[Data provided start]
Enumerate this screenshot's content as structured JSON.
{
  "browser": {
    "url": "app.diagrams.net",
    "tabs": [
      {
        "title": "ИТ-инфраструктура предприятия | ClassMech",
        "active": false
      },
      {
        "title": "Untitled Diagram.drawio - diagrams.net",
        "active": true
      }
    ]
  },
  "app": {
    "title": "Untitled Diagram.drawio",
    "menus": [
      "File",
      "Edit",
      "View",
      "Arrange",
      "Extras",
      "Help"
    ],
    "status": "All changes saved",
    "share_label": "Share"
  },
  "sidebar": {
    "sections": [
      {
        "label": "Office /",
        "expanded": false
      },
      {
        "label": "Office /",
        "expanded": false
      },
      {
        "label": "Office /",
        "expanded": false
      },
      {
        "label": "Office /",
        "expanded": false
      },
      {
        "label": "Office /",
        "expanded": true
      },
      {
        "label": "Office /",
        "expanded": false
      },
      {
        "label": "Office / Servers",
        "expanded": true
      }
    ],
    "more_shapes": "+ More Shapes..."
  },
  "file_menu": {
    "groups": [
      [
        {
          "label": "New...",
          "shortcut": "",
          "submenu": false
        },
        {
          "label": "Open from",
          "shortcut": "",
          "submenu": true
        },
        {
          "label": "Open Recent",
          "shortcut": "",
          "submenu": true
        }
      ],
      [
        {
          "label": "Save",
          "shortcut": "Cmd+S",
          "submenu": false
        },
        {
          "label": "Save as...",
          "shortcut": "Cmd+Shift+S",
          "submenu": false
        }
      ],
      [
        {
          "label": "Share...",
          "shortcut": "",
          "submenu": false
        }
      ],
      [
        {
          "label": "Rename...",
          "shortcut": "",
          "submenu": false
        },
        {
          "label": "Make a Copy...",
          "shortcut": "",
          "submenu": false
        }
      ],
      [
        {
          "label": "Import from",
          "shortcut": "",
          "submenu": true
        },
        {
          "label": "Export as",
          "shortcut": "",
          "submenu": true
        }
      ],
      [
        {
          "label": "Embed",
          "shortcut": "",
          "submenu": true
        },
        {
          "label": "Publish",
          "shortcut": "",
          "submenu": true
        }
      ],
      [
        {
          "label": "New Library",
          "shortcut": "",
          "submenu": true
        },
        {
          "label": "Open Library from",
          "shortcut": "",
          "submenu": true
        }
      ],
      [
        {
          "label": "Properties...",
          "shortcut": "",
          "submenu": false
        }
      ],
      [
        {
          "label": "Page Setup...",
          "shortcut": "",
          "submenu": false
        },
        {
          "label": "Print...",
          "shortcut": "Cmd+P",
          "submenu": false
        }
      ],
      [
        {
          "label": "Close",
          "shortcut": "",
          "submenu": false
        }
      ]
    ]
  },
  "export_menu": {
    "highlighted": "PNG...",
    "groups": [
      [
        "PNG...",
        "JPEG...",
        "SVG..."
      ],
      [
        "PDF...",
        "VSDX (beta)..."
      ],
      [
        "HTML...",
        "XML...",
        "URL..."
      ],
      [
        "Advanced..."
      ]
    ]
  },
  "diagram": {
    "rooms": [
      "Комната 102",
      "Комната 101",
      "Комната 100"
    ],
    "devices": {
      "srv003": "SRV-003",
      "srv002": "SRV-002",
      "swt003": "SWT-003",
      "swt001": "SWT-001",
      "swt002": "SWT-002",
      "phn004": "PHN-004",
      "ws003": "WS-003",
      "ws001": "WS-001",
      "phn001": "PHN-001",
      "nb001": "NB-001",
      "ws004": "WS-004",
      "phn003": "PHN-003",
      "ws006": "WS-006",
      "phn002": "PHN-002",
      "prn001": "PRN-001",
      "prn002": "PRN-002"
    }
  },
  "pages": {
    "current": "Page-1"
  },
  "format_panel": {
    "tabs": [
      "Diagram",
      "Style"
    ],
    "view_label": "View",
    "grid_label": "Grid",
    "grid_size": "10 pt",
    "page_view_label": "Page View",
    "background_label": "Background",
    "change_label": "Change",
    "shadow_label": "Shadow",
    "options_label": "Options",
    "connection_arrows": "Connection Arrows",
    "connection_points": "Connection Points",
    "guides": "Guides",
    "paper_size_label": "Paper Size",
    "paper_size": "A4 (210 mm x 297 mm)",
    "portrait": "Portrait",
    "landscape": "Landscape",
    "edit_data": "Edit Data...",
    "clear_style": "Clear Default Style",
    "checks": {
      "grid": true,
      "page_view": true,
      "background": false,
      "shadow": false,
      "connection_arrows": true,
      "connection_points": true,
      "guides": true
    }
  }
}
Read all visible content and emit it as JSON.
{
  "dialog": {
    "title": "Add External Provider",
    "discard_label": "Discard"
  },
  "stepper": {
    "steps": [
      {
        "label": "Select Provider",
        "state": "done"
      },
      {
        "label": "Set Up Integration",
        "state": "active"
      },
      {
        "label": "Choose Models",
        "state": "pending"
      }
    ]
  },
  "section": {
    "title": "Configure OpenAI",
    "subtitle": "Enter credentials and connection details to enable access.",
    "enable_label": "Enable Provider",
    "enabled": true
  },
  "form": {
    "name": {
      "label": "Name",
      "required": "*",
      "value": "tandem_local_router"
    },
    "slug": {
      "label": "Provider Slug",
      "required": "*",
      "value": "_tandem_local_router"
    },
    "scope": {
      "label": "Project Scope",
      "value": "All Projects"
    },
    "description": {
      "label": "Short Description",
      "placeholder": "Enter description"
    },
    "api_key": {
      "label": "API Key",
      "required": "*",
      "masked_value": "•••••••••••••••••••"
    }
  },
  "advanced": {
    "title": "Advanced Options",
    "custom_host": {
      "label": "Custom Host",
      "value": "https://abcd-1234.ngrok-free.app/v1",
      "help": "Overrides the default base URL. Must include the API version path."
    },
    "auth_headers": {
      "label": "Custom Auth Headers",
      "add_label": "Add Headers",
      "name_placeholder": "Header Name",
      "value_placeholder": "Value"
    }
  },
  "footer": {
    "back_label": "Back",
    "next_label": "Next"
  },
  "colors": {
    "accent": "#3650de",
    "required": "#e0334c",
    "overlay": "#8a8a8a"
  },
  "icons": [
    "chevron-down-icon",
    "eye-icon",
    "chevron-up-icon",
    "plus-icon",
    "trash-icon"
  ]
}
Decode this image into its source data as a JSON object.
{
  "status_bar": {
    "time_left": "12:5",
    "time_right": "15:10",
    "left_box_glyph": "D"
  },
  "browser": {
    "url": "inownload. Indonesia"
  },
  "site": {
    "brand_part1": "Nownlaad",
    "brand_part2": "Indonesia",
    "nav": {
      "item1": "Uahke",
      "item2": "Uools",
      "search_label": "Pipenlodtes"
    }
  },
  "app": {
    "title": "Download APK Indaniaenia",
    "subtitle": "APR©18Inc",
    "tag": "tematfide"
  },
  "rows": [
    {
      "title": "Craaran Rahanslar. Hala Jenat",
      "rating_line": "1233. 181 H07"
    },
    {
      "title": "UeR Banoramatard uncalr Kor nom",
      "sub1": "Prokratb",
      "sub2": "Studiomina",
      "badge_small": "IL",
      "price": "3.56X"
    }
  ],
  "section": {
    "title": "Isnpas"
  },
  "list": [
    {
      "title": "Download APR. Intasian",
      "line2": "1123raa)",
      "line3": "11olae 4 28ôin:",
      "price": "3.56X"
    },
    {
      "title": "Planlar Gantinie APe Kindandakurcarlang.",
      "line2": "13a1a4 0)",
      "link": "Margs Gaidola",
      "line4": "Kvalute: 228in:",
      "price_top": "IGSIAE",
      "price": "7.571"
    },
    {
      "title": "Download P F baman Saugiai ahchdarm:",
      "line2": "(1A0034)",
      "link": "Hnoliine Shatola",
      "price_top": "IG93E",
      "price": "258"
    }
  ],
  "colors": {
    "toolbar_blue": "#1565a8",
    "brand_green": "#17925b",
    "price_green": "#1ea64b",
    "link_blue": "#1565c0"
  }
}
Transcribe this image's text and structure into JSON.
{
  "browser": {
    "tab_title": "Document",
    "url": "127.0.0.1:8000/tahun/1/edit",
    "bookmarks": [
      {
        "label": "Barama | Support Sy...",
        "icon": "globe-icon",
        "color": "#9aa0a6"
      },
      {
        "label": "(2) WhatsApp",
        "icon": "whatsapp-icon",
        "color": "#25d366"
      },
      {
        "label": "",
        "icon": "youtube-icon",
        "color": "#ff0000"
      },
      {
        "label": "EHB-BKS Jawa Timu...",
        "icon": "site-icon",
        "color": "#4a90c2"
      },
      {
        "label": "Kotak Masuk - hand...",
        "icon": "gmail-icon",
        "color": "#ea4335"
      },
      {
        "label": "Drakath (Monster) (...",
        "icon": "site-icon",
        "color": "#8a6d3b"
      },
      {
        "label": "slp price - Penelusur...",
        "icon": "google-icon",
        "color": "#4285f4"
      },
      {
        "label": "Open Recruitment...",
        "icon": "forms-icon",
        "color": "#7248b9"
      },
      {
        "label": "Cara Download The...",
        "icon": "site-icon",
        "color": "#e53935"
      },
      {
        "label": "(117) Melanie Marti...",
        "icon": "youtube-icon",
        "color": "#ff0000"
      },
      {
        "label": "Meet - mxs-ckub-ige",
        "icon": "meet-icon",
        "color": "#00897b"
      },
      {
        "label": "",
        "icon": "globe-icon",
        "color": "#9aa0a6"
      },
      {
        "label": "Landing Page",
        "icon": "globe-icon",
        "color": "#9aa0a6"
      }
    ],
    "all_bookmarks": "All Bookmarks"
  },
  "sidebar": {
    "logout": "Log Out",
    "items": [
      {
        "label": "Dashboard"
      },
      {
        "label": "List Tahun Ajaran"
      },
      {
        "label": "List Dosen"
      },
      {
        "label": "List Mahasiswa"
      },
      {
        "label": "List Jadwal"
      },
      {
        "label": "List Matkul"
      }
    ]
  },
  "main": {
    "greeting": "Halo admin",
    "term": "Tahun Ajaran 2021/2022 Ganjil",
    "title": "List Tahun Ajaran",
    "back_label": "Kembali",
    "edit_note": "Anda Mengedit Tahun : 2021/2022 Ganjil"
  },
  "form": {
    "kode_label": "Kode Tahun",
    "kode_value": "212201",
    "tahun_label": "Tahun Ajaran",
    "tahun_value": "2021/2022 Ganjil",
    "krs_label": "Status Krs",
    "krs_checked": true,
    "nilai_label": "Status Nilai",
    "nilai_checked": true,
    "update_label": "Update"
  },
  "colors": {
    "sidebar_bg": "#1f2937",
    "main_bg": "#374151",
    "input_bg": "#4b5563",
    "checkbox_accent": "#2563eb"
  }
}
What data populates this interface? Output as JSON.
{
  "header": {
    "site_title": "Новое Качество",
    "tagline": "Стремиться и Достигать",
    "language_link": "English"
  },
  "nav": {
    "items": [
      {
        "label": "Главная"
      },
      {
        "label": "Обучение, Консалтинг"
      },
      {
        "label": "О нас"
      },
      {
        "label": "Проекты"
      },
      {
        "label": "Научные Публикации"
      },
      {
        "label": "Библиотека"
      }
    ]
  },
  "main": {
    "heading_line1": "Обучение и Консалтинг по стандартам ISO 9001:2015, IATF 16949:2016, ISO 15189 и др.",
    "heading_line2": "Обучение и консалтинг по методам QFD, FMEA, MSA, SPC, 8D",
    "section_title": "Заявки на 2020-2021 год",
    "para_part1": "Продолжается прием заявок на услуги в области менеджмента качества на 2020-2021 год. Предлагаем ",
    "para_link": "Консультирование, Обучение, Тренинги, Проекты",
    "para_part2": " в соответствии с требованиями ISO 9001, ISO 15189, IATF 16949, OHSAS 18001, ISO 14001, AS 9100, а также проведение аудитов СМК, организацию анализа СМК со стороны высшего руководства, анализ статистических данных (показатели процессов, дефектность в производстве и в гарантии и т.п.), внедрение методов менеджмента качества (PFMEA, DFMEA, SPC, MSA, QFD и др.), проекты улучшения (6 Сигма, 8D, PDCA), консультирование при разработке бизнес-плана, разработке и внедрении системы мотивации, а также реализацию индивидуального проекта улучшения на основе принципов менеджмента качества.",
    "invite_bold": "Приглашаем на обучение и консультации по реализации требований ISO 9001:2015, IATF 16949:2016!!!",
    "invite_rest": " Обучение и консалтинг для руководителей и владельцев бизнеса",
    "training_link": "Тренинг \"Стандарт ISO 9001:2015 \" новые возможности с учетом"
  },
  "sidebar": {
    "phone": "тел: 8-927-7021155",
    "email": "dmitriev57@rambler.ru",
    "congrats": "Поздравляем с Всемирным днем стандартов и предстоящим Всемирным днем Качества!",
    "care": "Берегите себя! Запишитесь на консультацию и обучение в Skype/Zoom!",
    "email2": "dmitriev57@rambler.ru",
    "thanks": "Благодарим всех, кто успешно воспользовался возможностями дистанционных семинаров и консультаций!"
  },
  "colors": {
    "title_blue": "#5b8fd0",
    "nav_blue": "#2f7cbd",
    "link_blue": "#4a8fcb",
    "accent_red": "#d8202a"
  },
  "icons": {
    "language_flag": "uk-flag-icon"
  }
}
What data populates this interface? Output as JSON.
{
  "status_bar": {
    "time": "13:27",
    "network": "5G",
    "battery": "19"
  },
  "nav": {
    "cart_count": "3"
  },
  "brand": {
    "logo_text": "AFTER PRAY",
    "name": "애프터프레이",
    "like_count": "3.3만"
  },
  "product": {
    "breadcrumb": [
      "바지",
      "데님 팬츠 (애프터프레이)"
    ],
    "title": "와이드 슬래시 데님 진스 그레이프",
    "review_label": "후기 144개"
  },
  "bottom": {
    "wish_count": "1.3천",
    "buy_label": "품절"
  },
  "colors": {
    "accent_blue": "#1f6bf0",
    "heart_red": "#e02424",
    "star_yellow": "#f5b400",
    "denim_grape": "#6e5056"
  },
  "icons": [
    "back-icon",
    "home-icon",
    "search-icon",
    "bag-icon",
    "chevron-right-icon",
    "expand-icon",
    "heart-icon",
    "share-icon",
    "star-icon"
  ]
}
[Data provided end]
Aim: Scan the material line by line and report each one that contains "менеджмента".

Expected answer:
    "para_part1": "Продолжается прием заявок на услуги в области менеджмента качества на 2020-2021 год. Предлагаем ",
    "para_part2": " в соответствии с требованиями ISO 9001, ISO 15189, IATF 16949, OHSAS 18001, ISO 14001, AS 9100, а также проведение аудитов СМК, организацию анализа СМК со стороны высшего руководства, анализ статистических данных (показатели процессов, дефектность в производстве и в гарантии и т.п.), внедрение методов менеджмента качества (PFMEA, DFMEA, SPC, MSA, QFD и др.), проекты улучшения (6 Сигма, 8D, PDCA), консультирование при разработке бизнес-плана, разработке и внедрении системы мотивации, а также реализацию индивидуального проекта улучшения на основе принципов менеджмента качества.",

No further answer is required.